─── EXERCISE MATERIAL
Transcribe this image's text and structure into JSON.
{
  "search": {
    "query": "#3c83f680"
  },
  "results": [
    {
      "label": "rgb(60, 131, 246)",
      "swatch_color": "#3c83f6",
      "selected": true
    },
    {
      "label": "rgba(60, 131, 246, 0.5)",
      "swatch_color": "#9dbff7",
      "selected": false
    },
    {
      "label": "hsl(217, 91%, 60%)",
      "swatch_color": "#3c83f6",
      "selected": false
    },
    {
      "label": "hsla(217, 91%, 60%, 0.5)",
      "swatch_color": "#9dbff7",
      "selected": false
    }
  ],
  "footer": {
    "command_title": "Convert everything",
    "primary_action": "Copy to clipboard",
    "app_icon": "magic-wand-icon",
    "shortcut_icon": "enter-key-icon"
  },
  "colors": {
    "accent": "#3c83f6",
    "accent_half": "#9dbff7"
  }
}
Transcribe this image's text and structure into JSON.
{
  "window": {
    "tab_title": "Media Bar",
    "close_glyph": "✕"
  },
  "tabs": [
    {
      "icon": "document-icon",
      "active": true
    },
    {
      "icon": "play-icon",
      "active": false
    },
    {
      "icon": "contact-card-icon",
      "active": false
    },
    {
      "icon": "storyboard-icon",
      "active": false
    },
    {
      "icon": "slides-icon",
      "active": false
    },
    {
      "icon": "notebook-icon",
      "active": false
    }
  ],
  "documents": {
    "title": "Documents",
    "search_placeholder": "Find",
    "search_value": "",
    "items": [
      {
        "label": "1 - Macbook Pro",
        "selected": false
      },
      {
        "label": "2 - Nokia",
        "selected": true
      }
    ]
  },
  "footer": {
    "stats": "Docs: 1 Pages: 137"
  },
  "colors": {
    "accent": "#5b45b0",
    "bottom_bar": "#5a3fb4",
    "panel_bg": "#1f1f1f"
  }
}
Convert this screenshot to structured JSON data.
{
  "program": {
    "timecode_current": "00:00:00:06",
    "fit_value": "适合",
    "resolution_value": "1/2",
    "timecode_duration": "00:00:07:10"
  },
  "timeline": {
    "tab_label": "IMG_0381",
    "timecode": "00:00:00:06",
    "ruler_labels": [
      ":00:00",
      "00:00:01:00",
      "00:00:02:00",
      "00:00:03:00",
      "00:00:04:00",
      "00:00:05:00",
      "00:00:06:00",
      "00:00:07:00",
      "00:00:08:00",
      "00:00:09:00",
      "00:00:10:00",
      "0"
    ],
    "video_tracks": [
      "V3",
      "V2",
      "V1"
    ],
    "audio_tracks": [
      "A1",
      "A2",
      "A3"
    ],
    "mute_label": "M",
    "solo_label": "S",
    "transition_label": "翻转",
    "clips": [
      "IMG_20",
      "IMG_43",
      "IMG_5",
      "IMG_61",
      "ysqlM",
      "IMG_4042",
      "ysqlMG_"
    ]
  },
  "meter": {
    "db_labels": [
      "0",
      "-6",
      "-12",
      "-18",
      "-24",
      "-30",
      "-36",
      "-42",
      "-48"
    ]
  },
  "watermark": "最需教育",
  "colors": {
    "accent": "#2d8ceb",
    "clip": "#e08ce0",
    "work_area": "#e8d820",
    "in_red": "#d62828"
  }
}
──────
EXERCISE
Each entry above is to be set down again in exactly the same words.

FINISHED EXERCISE
Transcribe this image's text and structure into JSON.
{
  "search": {
    "query": "#3c83f680"
  },
  "results": [
    {
      "label": "rgb(60, 131, 246)",
      "swatch_color": "#3c83f6",
      "selected": true
    },
    {
      "label": "rgba(60, 131, 246, 0.5)",
      "swatch_color": "#9dbff7",
      "selected": false
    },
    {
      "label": "hsl(217, 91%, 60%)",
      "swatch_color": "#3c83f6",
      "selected": false
    },
    {
      "label": "hsla(217, 91%, 60%, 0.5)",
      "swatch_color": "#9dbff7",
      "selected": false
    }
  ],
  "footer": {
    "command_title": "Convert everything",
    "primary_action": "Copy to clipboard",
    "app_icon": "magic-wand-icon",
    "shortcut_icon": "enter-key-icon"
  },
  "colors": {
    "accent": "#3c83f6",
    "accent_half": "#9dbff7"
  }
}
Transcribe this image's text and structure into JSON.
{
  "window": {
    "tab_title": "Media Bar",
    "close_glyph": "✕"
  },
  "tabs": [
    {
      "icon": "document-icon",
      "active": true
    },
    {
      "icon": "play-icon",
      "active": false
    },
    {
      "icon": "contact-card-icon",
      "active": false
    },
    {
      "icon": "storyboard-icon",
      "active": false
    },
    {
      "icon": "slides-icon",
      "active": false
    },
    {
      "icon": "notebook-icon",
      "active": false
    }
  ],
  "documents": {
    "title": "Documents",
    "search_placeholder": "Find",
    "search_value": "",
    "items": [
      {
        "label": "1 - Macbook Pro",
        "selected": false
      },
      {
        "label": "2 - Nokia",
        "selected": true
      }
    ]
  },
  "footer": {
    "stats": "Docs: 1 Pages: 137"
  },
  "colors": {
    "accent": "#5b45b0",
    "bottom_bar": "#5a3fb4",
    "panel_bg": "#1f1f1f"
  }
}
Convert this screenshot to structured JSON data.
{
  "program": {
    "timecode_current": "00:00:00:06",
    "fit_value": "适合",
    "resolution_value": "1/2",
    "timecode_duration": "00:00:07:10"
  },
  "timeline": {
    "tab_label": "IMG_0381",
    "timecode": "00:00:00:06",
    "ruler_labels": [
      ":00:00",
      "00:00:01:00",
      "00:00:02:00",
      "00:00:03:00",
      "00:00:04:00",
      "00:00:05:00",
      "00:00:06:00",
      "00:00:07:00",
      "00:00:08:00",
      "00:00:09:00",
      "00:00:10:00",
      "0"
    ],
    "video_tracks": [
      "V3",
      "V2",
      "V1"
    ],
    "audio_tracks": [
      "A1",
      "A2",
      "A3"
    ],
    "mute_label": "M",
    "solo_label": "S",
    "transition_label": "翻转",
    "clips": [
      "IMG_20",
      "IMG_43",
      "IMG_5",
      "IMG_61",
      "ysqlM",
      "IMG_4042",
      "ysqlMG_"
    ]
  },
  "meter": {
    "db_labels": [
      "0",
      "-6",
      "-12",
      "-18",
      "-24",
      "-30",
      "-36",
      "-42",
      "-48"
    ]
  },
  "watermark": "最需教育",
  "colors": {
    "accent": "#2d8ceb",
    "clip": "#e08ce0",
    "work_area": "#e8d820",
    "in_red": "#d62828"
  }
}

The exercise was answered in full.